**SOURCE TEXT:**
You might have seen our POPL 2022 paper on Relational E-matching, where we use database techniques to improve an important procedure in e-graphs, namely e-matching. We made e-matching orders of magnitude faster, proved theoretical bounds of e-matching, and opened the door for all kinds of wild things you can do with databases and e-graphs. I’m very proud of this work, not only because it is elegant, fast, and theoretically (worst-case) optimal, but also because it is the kind of work I’d like to work on: building connections across areas.

However, the relational e-matching approach also has some secret pitfalls. In particular, to have the best of both efficient e-graph maintenance and efficient e-matching, one has to switch back and forth between the e-graph to its relational representation. Our prototype implementation builds a relational database and associated indices from scratch for each match-apply iteration. This is acceptable in the equality saturation setting. E-matching and updates always alternate in batches, so the cost of building the database is amortized. Plus, since building databases and indices are both linear time costs, they are often subsumed by the time spent on e-matching.

However, what if e-matching is not run in batches? Or what if all the e-matching patterns are quite simple and the constant overhead is now a bottleneck? We can have some fast paths for that, but then there are a ton of things to consider: Are we going to keep two implementations of e-matching? What kind of queries should be computed by relational e-matching and what by traditional e-matching? … We can continue down this path and put a lot of engineering effort into building a practically efficient e-graph engine, or we can:

- start a clean-slate relational e-graph framework that handles all e-graph operations efficiently and forget about the graph part of an e-graph.
- keep the current e-graph data structure, and port some of the good bits of relational e-matching back to it.

**RECORD SET:**

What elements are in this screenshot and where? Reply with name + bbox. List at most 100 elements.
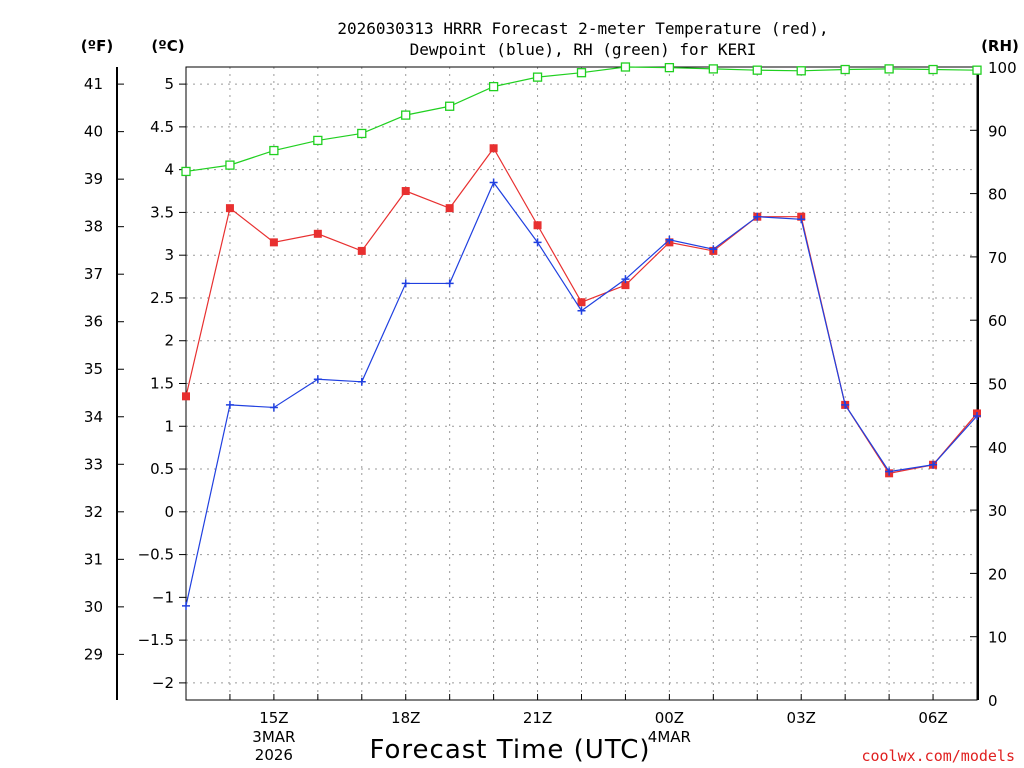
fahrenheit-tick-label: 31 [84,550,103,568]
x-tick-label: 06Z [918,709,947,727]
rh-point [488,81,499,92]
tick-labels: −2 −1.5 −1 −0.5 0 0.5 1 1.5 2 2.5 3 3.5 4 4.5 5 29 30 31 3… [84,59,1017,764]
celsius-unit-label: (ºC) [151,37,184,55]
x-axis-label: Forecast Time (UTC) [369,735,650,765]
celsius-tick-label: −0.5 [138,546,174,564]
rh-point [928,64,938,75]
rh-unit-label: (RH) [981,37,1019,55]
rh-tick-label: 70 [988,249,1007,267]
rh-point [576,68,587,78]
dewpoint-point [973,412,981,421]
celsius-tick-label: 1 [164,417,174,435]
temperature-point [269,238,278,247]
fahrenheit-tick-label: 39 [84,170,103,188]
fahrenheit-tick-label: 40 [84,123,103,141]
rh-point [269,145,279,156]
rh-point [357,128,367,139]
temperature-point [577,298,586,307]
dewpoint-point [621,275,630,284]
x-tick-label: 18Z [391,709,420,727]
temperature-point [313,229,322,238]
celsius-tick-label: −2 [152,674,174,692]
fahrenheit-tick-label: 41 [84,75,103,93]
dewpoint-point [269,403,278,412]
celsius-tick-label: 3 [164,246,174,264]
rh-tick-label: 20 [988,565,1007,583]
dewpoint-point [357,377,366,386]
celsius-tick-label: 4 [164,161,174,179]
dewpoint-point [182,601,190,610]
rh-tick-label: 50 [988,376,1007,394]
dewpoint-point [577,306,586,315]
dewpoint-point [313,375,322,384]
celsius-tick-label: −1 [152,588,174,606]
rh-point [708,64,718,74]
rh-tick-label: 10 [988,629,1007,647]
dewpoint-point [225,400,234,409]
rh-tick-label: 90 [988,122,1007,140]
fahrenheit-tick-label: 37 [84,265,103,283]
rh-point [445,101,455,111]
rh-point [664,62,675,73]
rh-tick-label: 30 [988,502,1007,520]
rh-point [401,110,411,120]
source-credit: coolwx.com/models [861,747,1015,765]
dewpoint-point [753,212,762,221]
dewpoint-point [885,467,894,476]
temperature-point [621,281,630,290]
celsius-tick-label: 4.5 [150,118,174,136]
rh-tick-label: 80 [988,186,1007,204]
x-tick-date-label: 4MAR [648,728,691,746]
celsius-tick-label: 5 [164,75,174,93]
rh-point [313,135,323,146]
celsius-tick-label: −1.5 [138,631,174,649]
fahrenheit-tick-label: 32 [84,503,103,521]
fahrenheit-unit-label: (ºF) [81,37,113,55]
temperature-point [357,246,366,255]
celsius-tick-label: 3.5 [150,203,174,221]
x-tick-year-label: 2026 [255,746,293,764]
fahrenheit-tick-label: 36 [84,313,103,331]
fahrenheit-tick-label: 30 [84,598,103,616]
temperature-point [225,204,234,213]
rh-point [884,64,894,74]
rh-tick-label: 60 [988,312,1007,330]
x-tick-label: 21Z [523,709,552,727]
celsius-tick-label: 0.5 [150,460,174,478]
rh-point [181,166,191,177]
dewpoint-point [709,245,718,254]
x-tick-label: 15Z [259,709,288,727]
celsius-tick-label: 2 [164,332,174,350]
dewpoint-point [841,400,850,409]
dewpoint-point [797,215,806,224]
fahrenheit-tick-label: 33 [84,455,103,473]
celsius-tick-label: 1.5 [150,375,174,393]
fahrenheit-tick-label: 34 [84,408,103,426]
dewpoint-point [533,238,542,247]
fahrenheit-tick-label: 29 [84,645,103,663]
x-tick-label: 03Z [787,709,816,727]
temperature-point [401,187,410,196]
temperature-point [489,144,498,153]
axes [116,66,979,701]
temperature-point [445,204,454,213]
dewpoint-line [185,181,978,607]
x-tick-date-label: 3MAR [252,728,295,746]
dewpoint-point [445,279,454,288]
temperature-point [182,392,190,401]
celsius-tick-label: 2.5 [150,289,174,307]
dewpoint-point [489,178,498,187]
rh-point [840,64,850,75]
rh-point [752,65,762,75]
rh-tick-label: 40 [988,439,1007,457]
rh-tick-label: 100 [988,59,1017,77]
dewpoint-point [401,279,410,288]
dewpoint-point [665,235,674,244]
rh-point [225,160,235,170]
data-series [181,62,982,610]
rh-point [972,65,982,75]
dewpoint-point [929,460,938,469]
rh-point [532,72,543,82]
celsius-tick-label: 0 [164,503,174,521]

--

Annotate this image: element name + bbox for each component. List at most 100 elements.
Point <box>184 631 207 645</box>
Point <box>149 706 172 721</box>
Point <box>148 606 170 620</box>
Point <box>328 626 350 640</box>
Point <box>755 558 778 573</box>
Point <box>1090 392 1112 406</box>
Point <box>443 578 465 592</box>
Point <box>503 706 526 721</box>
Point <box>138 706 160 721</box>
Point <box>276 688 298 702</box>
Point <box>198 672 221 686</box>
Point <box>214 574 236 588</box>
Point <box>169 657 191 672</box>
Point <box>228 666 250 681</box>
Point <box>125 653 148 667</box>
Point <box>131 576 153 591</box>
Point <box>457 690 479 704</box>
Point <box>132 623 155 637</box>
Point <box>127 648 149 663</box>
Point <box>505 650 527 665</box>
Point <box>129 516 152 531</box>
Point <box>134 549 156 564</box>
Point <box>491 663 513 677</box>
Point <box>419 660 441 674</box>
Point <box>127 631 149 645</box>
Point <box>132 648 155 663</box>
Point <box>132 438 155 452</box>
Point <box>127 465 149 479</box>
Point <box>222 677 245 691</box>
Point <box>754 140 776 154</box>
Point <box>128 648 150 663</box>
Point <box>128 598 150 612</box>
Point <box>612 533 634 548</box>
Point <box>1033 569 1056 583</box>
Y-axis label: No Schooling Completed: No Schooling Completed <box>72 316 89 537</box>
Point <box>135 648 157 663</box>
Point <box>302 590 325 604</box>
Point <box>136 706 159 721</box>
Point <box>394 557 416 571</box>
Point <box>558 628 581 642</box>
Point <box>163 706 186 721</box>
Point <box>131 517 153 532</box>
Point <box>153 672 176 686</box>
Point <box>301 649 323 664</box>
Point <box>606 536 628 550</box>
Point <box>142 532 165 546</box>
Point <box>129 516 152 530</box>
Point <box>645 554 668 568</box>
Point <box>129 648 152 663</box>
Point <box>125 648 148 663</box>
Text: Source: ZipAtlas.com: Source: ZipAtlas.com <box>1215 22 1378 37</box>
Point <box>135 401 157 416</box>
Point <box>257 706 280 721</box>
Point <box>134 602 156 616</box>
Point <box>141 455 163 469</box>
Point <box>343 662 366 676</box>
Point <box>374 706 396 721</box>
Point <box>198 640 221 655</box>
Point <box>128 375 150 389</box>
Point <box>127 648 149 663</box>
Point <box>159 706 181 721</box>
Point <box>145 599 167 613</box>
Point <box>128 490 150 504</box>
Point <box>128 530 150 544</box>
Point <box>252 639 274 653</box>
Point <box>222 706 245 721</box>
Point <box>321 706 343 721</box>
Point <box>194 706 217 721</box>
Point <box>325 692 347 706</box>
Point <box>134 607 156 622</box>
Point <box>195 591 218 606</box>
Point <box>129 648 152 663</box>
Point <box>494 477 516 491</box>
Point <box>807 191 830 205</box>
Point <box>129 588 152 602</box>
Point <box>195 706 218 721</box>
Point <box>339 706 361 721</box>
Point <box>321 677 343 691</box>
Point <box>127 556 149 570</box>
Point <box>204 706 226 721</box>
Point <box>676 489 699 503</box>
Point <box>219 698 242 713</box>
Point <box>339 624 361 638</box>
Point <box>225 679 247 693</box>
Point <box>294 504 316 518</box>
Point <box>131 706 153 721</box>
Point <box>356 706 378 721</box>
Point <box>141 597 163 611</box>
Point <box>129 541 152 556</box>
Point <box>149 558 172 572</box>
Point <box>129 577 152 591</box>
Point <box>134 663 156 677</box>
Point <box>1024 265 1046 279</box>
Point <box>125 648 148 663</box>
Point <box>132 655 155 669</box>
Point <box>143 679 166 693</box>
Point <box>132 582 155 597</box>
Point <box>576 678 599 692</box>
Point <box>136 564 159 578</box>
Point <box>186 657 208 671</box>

--

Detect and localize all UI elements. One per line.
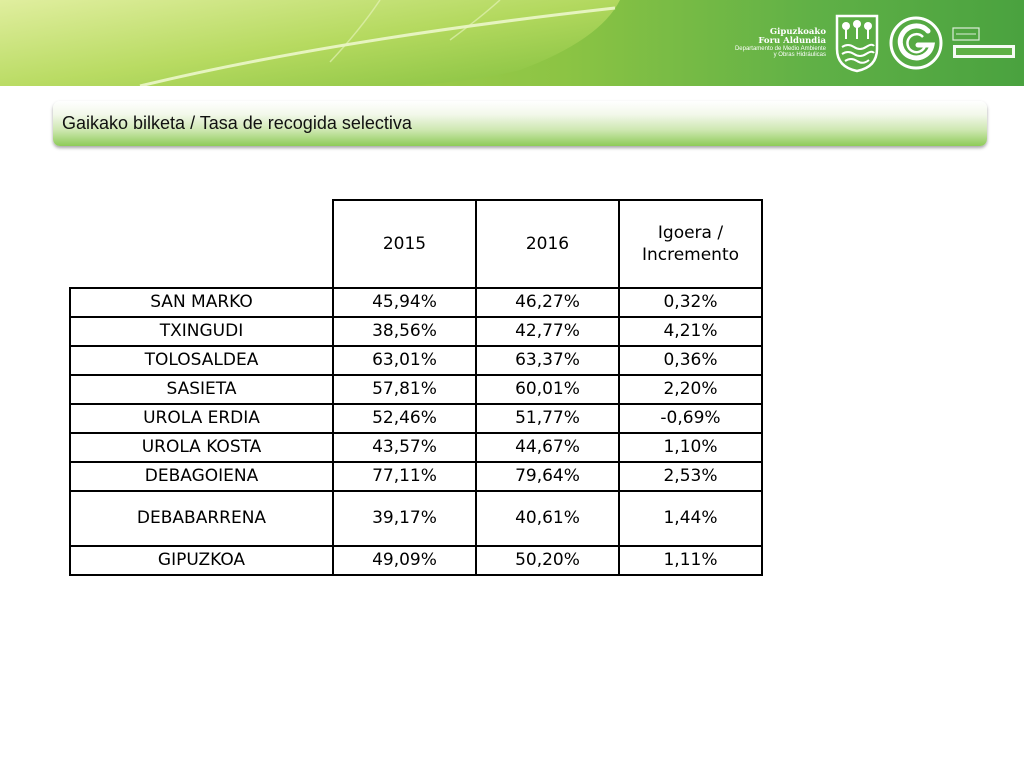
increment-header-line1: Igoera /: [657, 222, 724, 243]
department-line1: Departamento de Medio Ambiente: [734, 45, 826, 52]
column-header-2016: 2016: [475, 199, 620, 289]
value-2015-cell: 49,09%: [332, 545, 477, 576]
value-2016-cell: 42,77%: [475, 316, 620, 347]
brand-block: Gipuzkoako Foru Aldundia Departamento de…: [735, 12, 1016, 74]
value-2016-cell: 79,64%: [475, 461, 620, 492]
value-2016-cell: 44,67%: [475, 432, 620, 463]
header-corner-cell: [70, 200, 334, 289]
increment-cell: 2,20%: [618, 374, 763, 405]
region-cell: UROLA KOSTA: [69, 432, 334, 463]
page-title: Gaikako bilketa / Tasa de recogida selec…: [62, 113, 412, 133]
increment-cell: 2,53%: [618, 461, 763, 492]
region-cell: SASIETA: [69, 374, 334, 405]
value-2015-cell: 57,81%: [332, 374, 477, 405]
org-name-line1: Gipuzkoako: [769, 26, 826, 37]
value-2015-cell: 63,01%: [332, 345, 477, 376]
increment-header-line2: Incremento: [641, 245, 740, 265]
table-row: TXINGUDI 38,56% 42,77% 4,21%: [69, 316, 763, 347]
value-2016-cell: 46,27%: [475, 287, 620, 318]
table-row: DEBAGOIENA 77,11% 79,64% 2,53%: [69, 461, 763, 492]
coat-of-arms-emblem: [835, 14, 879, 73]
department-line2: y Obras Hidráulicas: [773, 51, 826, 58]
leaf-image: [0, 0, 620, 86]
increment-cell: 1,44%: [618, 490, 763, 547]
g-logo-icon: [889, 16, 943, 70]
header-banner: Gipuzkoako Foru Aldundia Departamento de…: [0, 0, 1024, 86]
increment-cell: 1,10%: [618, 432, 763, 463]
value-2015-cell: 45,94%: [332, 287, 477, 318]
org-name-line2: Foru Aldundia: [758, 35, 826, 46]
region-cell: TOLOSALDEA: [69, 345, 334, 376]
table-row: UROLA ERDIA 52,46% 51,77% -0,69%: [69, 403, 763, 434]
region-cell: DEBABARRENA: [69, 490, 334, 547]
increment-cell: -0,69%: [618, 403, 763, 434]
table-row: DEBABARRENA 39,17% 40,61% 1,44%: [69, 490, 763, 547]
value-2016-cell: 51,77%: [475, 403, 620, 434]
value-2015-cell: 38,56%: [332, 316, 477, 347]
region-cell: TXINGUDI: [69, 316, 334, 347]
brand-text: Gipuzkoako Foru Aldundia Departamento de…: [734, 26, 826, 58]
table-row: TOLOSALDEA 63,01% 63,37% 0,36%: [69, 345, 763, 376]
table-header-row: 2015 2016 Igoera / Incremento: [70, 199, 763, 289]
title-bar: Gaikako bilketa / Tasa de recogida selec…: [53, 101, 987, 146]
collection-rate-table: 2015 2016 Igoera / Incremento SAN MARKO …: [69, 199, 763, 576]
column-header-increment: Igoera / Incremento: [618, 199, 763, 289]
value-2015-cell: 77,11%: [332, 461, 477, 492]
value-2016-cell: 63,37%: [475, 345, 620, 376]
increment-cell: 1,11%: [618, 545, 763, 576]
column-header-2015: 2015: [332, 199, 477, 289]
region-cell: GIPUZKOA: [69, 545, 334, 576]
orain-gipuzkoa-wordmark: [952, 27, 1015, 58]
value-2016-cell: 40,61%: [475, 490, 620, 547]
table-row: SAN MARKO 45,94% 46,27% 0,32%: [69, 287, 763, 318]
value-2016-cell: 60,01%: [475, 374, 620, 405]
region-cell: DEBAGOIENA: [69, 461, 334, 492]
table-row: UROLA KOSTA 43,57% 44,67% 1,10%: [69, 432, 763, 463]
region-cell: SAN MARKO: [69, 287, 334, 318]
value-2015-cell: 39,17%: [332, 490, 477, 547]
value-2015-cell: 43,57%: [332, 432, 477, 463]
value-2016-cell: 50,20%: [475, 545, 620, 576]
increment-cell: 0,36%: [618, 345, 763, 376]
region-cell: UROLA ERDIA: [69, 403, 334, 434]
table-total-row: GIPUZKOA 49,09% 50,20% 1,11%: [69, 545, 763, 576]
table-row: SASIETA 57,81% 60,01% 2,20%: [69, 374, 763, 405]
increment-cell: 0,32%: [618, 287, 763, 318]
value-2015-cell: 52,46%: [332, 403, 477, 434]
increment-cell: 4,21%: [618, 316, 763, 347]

**WHAT YOU WILL DO:** Reproduce the portion of the e-matching text starting with "- start a clean-slate" and going on through "back to it.", keeping every word and mark unchanged.

**ANSWER:**
- start a clean-slate relational e-graph framework that handles all e-graph operations efficiently and forget about the graph part of an e-graph.
- keep the current e-graph data structure, and port some of the good bits of relational e-matching back to it.